Set task
Leave out the pictures; transcribe all else exactly.

Records for this task
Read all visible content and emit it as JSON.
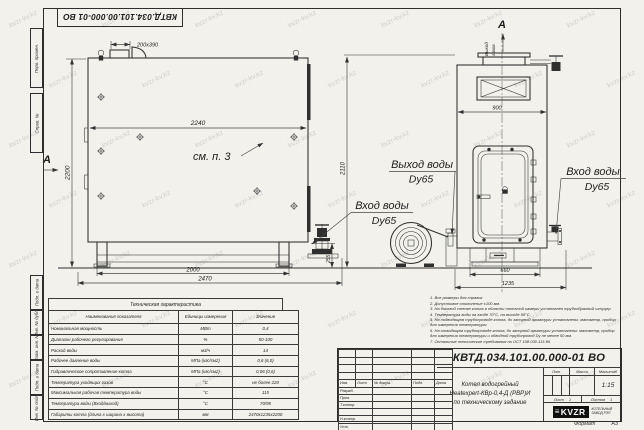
{
  "watermark": {
    "text": "kvzr-kv.kz"
  },
  "top_stamp": {
    "doc_number": "КВТД.034.101.00.000-01 ВО"
  },
  "frame_strip": {
    "labels": [
      "Перв. примен.",
      "Справ. №",
      "Подп. и дата",
      "Инв. № дубл.",
      "Взам. инв. №",
      "Подп. и дата",
      "Инв. № подл."
    ]
  },
  "drawing": {
    "section_letter": "А",
    "see_note": "см. п. 3",
    "gas_outlet_line1": "Выход",
    "gas_outlet_line2": "газов",
    "labels": {
      "inlet_line1": "Вход воды",
      "inlet_line2": "Dy65",
      "outlet_line1": "Выход воды",
      "outlet_line2": "Dy65"
    },
    "dims": {
      "front_top": "200x390",
      "front_inner_width": "2240",
      "front_height": "2200",
      "front_base": "2000",
      "front_total": "2470",
      "front_base_h": "255",
      "side_height": "2110",
      "side_width": "900",
      "side_base": "660",
      "side_total": "1235"
    }
  },
  "notes": [
    "1. Все размеры для справок",
    "2. Допустимое отклонение ±100 мм.",
    "3. На боковой стенке котла в области топочной камеры установлен трубообразный штуцер",
    "4. Температура воды на входе 70°С, на выходе 95°С.",
    "5. На подводящем трубопроводе котла, до запорной арматуры установлены: манометр, прибор для измерения температуры.",
    "6. На отводящем трубопроводе котла, до запорной арматуры установлены: манометр, прибор для измерения температуры и обводной трубопровод Dy не менее 50 мм.",
    "7. Остальные технические требования по ОСТ 108.030.113-86"
  ],
  "tech_table": {
    "title": "Техническая характеристика",
    "col_name": "Наименования показателя",
    "col_unit": "Единицы измерения",
    "col_value": "Значение",
    "rows": [
      {
        "name": "Номинальная мощность",
        "unit": "МВт",
        "value": "0,4"
      },
      {
        "name": "Диапазон рабочего регулирования",
        "unit": "%",
        "value": "50-100"
      },
      {
        "name": "Расход воды",
        "unit": "м3/ч",
        "value": "14"
      },
      {
        "name": "Рабочее давление воды",
        "unit": "МПа (кгс/см2)",
        "value": "0,6 (6,0)"
      },
      {
        "name": "Гидравлическое сопротивление котла",
        "unit": "МПа (кгс/см2)",
        "value": "0,06 (0,6)"
      },
      {
        "name": "Температура уходящих газов",
        "unit": "°С",
        "value": "не более 220"
      },
      {
        "name": "Максимальная рабочая температура воды",
        "unit": "°С",
        "value": "115"
      },
      {
        "name": "Температура воды (Вход/выход)",
        "unit": "°С",
        "value": "70/95"
      },
      {
        "name": "Габариты котла (длина х ширина х высота)",
        "unit": "мм",
        "value": "2470х1235х2200"
      }
    ]
  },
  "title_block": {
    "doc_number": "КВТД.034.101.00.000-01 ВО",
    "name_line1": "Котел водогрейный",
    "name_line2": "Heatexpert-КВр-0,4-Д (РВР)И",
    "name_line3": "по техническому задание",
    "header_cols": {
      "izm": "Изм.",
      "list": "Лист",
      "doc": "№ докум.",
      "podp": "Подп.",
      "data": "Дата"
    },
    "roles": [
      "Разраб.",
      "Пров.",
      "Т.контр.",
      "",
      "Н.контр.",
      "Утв."
    ],
    "lit_label": "Лит.",
    "mass_label": "Масса",
    "scale_label": "Масштаб",
    "scale_value": "1:15",
    "sheet_label": "Лист",
    "sheet_value": "1",
    "sheets_label": "Листов",
    "sheets_value": "1",
    "logo_text": "KVZR",
    "company_line1": "КОТЕЛЬНЫЙ",
    "company_line2": "ЗАВОД РЭП",
    "format_label": "Формат",
    "format_value": "А3"
  }
}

Correct output
Read all visible content and emit it as JSON.
{
  "watermark": {
    "text": "kvzr-kv.kz"
  },
  "top_stamp": {
    "doc_number": "КВТД.034.101.00.000-01 ВО"
  },
  "frame_strip": {
    "labels": [
      "Перв. примен.",
      "Справ. №",
      "Подп. и дата",
      "Инв. № дубл.",
      "Взам. инв. №",
      "Подп. и дата",
      "Инв. № подл."
    ]
  },
  "drawing": {
    "section_letter": "А",
    "see_note": "см. п. 3",
    "gas_outlet_line1": "Выход",
    "gas_outlet_line2": "газов",
    "labels": {
      "inlet_line1": "Вход воды",
      "inlet_line2": "Dy65",
      "outlet_line1": "Выход воды",
      "outlet_line2": "Dy65"
    },
    "dims": {
      "front_top": "200x390",
      "front_inner_width": "2240",
      "front_height": "2200",
      "front_base": "2000",
      "front_total": "2470",
      "front_base_h": "255",
      "side_height": "2110",
      "side_width": "900",
      "side_base": "660",
      "side_total": "1235"
    }
  },
  "notes": [
    "1. Все размеры для справок",
    "2. Допустимое отклонение ±100 мм.",
    "3. На боковой стенке котла в области топочной камеры установлен трубообразный штуцер",
    "4. Температура воды на входе 70°С, на выходе 95°С.",
    "5. На подводящем трубопроводе котла, до запорной арматуры установлены: манометр, прибор для измерения температуры.",
    "6. На отводящем трубопроводе котла, до запорной арматуры установлены: манометр, прибор для измерения температуры и обводной трубопровод Dy не менее 50 мм.",
    "7. Остальные технические требования по ОСТ 108.030.113-86"
  ],
  "tech_table": {
    "title": "Техническая характеристика",
    "col_name": "Наименования показателя",
    "col_unit": "Единицы измерения",
    "col_value": "Значение",
    "rows": [
      {
        "name": "Номинальная мощность",
        "unit": "МВт",
        "value": "0,4"
      },
      {
        "name": "Диапазон рабочего регулирования",
        "unit": "%",
        "value": "50-100"
      },
      {
        "name": "Расход воды",
        "unit": "м3/ч",
        "value": "14"
      },
      {
        "name": "Рабочее давление воды",
        "unit": "МПа (кгс/см2)",
        "value": "0,6 (6,0)"
      },
      {
        "name": "Гидравлическое сопротивление котла",
        "unit": "МПа (кгс/см2)",
        "value": "0,06 (0,6)"
      },
      {
        "name": "Температура уходящих газов",
        "unit": "°С",
        "value": "не более 220"
      },
      {
        "name": "Максимальная рабочая температура воды",
        "unit": "°С",
        "value": "115"
      },
      {
        "name": "Температура воды (Вход/выход)",
        "unit": "°С",
        "value": "70/95"
      },
      {
        "name": "Габариты котла (длина х ширина х высота)",
        "unit": "мм",
        "value": "2470х1235х2200"
      }
    ]
  },
  "title_block": {
    "doc_number": "КВТД.034.101.00.000-01 ВО",
    "name_line1": "Котел водогрейный",
    "name_line2": "Heatexpert-КВр-0,4-Д (РВР)И",
    "name_line3": "по техническому задание",
    "header_cols": {
      "izm": "Изм.",
      "list": "Лист",
      "doc": "№ докум.",
      "podp": "Подп.",
      "data": "Дата"
    },
    "roles": [
      "Разраб.",
      "Пров.",
      "Т.контр.",
      "",
      "Н.контр.",
      "Утв."
    ],
    "lit_label": "Лит.",
    "mass_label": "Масса",
    "scale_label": "Масштаб",
    "scale_value": "1:15",
    "sheet_label": "Лист",
    "sheet_value": "1",
    "sheets_label": "Листов",
    "sheets_value": "1",
    "logo_text": "KVZR",
    "company_line1": "КОТЕЛЬНЫЙ",
    "company_line2": "ЗАВОД РЭП",
    "format_label": "Формат",
    "format_value": "А3"
  }
}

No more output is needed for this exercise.